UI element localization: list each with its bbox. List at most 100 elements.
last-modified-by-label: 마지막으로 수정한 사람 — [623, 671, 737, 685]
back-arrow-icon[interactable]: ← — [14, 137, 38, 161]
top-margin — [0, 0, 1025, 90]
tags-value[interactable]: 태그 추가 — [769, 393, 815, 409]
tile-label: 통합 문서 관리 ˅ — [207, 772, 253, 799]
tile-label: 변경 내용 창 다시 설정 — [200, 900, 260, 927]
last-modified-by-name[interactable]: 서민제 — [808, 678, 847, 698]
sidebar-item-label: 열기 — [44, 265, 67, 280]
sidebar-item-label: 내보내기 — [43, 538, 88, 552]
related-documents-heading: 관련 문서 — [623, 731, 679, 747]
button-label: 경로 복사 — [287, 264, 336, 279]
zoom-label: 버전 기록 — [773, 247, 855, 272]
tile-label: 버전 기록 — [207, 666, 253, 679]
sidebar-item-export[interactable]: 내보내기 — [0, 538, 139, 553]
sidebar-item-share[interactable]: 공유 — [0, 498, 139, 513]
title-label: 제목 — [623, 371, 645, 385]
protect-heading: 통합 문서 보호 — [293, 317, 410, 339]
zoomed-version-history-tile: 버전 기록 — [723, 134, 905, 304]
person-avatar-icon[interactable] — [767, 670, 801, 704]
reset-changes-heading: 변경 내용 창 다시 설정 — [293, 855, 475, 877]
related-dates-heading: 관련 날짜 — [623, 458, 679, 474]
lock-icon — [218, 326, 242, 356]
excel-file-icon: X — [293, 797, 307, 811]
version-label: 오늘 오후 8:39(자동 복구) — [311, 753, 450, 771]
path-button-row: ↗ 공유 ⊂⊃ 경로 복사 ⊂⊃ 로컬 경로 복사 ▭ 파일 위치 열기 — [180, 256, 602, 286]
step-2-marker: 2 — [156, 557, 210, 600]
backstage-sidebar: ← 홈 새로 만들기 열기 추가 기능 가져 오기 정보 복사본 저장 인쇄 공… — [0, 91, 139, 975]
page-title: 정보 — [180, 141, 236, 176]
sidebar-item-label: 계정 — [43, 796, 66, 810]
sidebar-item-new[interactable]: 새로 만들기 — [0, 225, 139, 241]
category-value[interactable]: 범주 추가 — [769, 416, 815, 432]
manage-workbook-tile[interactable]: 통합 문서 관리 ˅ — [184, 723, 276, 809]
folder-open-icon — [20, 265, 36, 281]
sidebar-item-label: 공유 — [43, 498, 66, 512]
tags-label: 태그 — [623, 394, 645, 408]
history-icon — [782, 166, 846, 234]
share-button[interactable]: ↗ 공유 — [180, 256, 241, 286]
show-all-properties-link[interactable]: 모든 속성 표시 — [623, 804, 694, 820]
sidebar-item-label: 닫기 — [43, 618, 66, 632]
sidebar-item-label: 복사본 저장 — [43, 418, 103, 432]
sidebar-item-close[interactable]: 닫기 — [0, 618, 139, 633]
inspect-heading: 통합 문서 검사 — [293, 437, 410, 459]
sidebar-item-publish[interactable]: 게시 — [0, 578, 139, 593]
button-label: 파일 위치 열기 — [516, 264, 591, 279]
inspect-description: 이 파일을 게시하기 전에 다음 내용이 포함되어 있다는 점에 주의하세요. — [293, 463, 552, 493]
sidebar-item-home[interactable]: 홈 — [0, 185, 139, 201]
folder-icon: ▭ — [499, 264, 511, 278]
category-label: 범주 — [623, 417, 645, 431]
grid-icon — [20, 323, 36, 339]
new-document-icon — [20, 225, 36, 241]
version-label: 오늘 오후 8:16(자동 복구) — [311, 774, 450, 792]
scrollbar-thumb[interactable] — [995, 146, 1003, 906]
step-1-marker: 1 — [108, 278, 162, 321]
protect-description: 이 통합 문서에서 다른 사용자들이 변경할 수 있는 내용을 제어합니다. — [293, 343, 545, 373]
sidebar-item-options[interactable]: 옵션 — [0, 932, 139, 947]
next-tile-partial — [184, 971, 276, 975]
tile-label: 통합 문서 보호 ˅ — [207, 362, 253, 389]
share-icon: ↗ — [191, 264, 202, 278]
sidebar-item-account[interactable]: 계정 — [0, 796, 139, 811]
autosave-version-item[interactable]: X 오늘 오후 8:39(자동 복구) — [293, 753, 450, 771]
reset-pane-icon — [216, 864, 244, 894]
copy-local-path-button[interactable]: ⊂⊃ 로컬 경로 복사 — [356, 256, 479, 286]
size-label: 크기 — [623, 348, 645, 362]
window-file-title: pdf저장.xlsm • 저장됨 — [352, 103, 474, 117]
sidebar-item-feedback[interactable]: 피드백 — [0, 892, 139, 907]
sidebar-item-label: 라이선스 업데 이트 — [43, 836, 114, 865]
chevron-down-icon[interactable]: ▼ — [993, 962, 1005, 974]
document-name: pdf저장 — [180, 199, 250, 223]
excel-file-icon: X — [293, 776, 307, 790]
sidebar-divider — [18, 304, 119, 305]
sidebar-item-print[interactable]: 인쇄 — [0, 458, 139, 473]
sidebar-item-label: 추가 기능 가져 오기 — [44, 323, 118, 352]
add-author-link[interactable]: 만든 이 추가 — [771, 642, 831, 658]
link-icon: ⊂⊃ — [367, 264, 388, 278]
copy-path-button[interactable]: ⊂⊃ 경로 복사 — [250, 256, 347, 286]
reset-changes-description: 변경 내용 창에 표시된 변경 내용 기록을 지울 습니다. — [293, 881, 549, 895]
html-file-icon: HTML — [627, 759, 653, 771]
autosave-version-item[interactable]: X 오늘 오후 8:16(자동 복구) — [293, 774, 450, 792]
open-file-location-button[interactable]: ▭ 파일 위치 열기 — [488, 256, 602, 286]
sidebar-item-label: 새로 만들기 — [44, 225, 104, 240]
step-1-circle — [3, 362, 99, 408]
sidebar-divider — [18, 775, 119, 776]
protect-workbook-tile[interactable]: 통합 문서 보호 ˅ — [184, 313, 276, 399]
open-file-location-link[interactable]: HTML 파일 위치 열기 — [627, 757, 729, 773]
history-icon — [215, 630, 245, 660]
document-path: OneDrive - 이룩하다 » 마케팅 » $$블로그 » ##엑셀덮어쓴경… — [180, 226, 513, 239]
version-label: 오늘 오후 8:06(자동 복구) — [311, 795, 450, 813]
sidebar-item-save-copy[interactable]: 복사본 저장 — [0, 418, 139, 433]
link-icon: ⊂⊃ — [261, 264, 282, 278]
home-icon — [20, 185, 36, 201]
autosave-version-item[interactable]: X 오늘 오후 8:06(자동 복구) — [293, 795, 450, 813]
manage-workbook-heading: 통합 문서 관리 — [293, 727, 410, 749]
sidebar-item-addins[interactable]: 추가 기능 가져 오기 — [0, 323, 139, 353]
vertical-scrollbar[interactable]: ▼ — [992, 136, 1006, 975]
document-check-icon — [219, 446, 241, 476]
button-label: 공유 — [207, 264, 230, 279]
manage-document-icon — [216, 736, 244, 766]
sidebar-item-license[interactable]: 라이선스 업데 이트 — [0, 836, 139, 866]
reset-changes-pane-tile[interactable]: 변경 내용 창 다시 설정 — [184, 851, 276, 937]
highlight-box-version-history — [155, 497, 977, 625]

__EXERCISE OBJECTIVE__: Copy all of the rows above, keeping every character the same.

__COMPLETED EXERCISE__:
UI element localization: list each with its bbox. List at most 100 elements.
last-modified-by-label: 마지막으로 수정한 사람 — [623, 671, 737, 685]
back-arrow-icon[interactable]: ← — [14, 137, 38, 161]
top-margin — [0, 0, 1025, 90]
tags-value[interactable]: 태그 추가 — [769, 393, 815, 409]
tile-label: 통합 문서 관리 ˅ — [207, 772, 253, 799]
tile-label: 변경 내용 창 다시 설정 — [200, 900, 260, 927]
last-modified-by-name[interactable]: 서민제 — [808, 678, 847, 698]
sidebar-item-label: 열기 — [44, 265, 67, 280]
sidebar-item-label: 내보내기 — [43, 538, 88, 552]
related-documents-heading: 관련 문서 — [623, 731, 679, 747]
button-label: 경로 복사 — [287, 264, 336, 279]
zoom-label: 버전 기록 — [773, 247, 855, 272]
tile-label: 버전 기록 — [207, 666, 253, 679]
sidebar-item-export[interactable]: 내보내기 — [0, 538, 139, 553]
sidebar-item-share[interactable]: 공유 — [0, 498, 139, 513]
title-label: 제목 — [623, 371, 645, 385]
protect-heading: 통합 문서 보호 — [293, 317, 410, 339]
zoomed-version-history-tile: 버전 기록 — [723, 134, 905, 304]
person-avatar-icon[interactable] — [767, 670, 801, 704]
reset-changes-heading: 변경 내용 창 다시 설정 — [293, 855, 475, 877]
related-dates-heading: 관련 날짜 — [623, 458, 679, 474]
lock-icon — [218, 326, 242, 356]
excel-file-icon: X — [293, 797, 307, 811]
version-label: 오늘 오후 8:39(자동 복구) — [311, 753, 450, 771]
path-button-row: ↗ 공유 ⊂⊃ 경로 복사 ⊂⊃ 로컬 경로 복사 ▭ 파일 위치 열기 — [180, 256, 602, 286]
step-2-marker: 2 — [156, 557, 210, 600]
backstage-sidebar: ← 홈 새로 만들기 열기 추가 기능 가져 오기 정보 복사본 저장 인쇄 공… — [0, 91, 139, 975]
page-title: 정보 — [180, 141, 236, 176]
sidebar-item-label: 계정 — [43, 796, 66, 810]
sidebar-item-new[interactable]: 새로 만들기 — [0, 225, 139, 241]
category-value[interactable]: 범주 추가 — [769, 416, 815, 432]
manage-workbook-tile[interactable]: 통합 문서 관리 ˅ — [184, 723, 276, 809]
folder-open-icon — [20, 265, 36, 281]
sidebar-item-label: 공유 — [43, 498, 66, 512]
tags-label: 태그 — [623, 394, 645, 408]
history-icon — [782, 166, 846, 234]
share-button[interactable]: ↗ 공유 — [180, 256, 241, 286]
show-all-properties-link[interactable]: 모든 속성 표시 — [623, 804, 694, 820]
sidebar-item-label: 닫기 — [43, 618, 66, 632]
sidebar-item-label: 복사본 저장 — [43, 418, 103, 432]
sidebar-item-close[interactable]: 닫기 — [0, 618, 139, 633]
inspect-heading: 통합 문서 검사 — [293, 437, 410, 459]
sidebar-item-publish[interactable]: 게시 — [0, 578, 139, 593]
button-label: 파일 위치 열기 — [516, 264, 591, 279]
inspect-description: 이 파일을 게시하기 전에 다음 내용이 포함되어 있다는 점에 주의하세요. — [293, 463, 552, 493]
sidebar-item-home[interactable]: 홈 — [0, 185, 139, 201]
folder-icon: ▭ — [499, 264, 511, 278]
category-label: 범주 — [623, 417, 645, 431]
grid-icon — [20, 323, 36, 339]
new-document-icon — [20, 225, 36, 241]
version-label: 오늘 오후 8:16(자동 복구) — [311, 774, 450, 792]
scrollbar-thumb[interactable] — [995, 146, 1003, 906]
step-1-marker: 1 — [108, 278, 162, 321]
protect-description: 이 통합 문서에서 다른 사용자들이 변경할 수 있는 내용을 제어합니다. — [293, 343, 545, 373]
sidebar-item-options[interactable]: 옵션 — [0, 932, 139, 947]
next-tile-partial — [184, 971, 276, 975]
tile-label: 통합 문서 보호 ˅ — [207, 362, 253, 389]
share-icon: ↗ — [191, 264, 202, 278]
sidebar-item-account[interactable]: 계정 — [0, 796, 139, 811]
autosave-version-item[interactable]: X 오늘 오후 8:39(자동 복구) — [293, 753, 450, 771]
reset-pane-icon — [216, 864, 244, 894]
copy-local-path-button[interactable]: ⊂⊃ 로컬 경로 복사 — [356, 256, 479, 286]
size-label: 크기 — [623, 348, 645, 362]
window-file-title: pdf저장.xlsm • 저장됨 — [352, 103, 474, 117]
sidebar-item-feedback[interactable]: 피드백 — [0, 892, 139, 907]
sidebar-item-label: 라이선스 업데 이트 — [43, 836, 114, 865]
chevron-down-icon[interactable]: ▼ — [993, 962, 1005, 974]
document-name: pdf저장 — [180, 199, 250, 223]
excel-file-icon: X — [293, 776, 307, 790]
sidebar-divider — [18, 304, 119, 305]
sidebar-item-print[interactable]: 인쇄 — [0, 458, 139, 473]
sidebar-item-label: 추가 기능 가져 오기 — [44, 323, 118, 352]
add-author-link[interactable]: 만든 이 추가 — [771, 642, 831, 658]
link-icon: ⊂⊃ — [367, 264, 388, 278]
copy-path-button[interactable]: ⊂⊃ 경로 복사 — [250, 256, 347, 286]
reset-changes-description: 변경 내용 창에 표시된 변경 내용 기록을 지울 습니다. — [293, 881, 549, 895]
html-file-icon: HTML — [627, 759, 653, 771]
autosave-version-item[interactable]: X 오늘 오후 8:16(자동 복구) — [293, 774, 450, 792]
open-file-location-button[interactable]: ▭ 파일 위치 열기 — [488, 256, 602, 286]
sidebar-item-label: 새로 만들기 — [44, 225, 104, 240]
step-1-circle — [3, 362, 99, 408]
sidebar-divider — [18, 775, 119, 776]
protect-workbook-tile[interactable]: 통합 문서 보호 ˅ — [184, 313, 276, 399]
open-file-location-link[interactable]: HTML 파일 위치 열기 — [627, 757, 729, 773]
history-icon — [215, 630, 245, 660]
document-path: OneDrive - 이룩하다 » 마케팅 » $$블로그 » ##엑셀덮어쓴경… — [180, 226, 513, 239]
version-label: 오늘 오후 8:06(자동 복구) — [311, 795, 450, 813]
sidebar-item-save-copy[interactable]: 복사본 저장 — [0, 418, 139, 433]
link-icon: ⊂⊃ — [261, 264, 282, 278]
home-icon — [20, 185, 36, 201]
autosave-version-item[interactable]: X 오늘 오후 8:06(자동 복구) — [293, 795, 450, 813]
manage-workbook-heading: 통합 문서 관리 — [293, 727, 410, 749]
sidebar-item-addins[interactable]: 추가 기능 가져 오기 — [0, 323, 139, 353]
vertical-scrollbar[interactable]: ▼ — [992, 136, 1006, 975]
document-check-icon — [219, 446, 241, 476]
button-label: 공유 — [207, 264, 230, 279]
manage-document-icon — [216, 736, 244, 766]
sidebar-item-license[interactable]: 라이선스 업데 이트 — [0, 836, 139, 866]
reset-changes-pane-tile[interactable]: 변경 내용 창 다시 설정 — [184, 851, 276, 937]
highlight-box-version-history — [155, 497, 977, 625]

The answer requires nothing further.